= Exercise details =
Return, word for word, every line that follows.
---------- Input records
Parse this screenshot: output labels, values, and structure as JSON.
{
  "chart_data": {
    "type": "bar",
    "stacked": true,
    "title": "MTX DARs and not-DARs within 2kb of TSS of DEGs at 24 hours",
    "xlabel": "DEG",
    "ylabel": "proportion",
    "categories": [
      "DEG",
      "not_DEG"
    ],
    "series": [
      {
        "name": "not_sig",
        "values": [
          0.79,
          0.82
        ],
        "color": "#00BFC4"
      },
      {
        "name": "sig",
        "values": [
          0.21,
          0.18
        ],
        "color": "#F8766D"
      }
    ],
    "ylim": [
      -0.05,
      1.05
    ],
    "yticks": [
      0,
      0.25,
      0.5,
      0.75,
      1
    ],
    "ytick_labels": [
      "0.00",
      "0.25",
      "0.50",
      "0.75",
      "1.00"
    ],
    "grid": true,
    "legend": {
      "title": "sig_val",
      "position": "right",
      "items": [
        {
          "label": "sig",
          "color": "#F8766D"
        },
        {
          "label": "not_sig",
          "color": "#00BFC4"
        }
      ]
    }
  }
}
--------------------
= The result =
Parse this screenshot: output labels, values, and structure as JSON.
{
  "chart_data": {
    "type": "bar",
    "stacked": true,
    "title": "MTX DARs and not-DARs within 2kb of TSS of DEGs at 24 hours",
    "xlabel": "DEG",
    "ylabel": "proportion",
    "categories": [
      "DEG",
      "not_DEG"
    ],
    "series": [
      {
        "name": "not_sig",
        "values": [
          0.79,
          0.82
        ],
        "color": "#00BFC4"
      },
      {
        "name": "sig",
        "values": [
          0.21,
          0.18
        ],
        "color": "#F8766D"
      }
    ],
    "ylim": [
      -0.05,
      1.05
    ],
    "yticks": [
      0,
      0.25,
      0.5,
      0.75,
      1
    ],
    "ytick_labels": [
      "0.00",
      "0.25",
      "0.50",
      "0.75",
      "1.00"
    ],
    "grid": true,
    "legend": {
      "title": "sig_val",
      "position": "right",
      "items": [
        {
          "label": "sig",
          "color": "#F8766D"
        },
        {
          "label": "not_sig",
          "color": "#00BFC4"
        }
      ]
    }
  }
}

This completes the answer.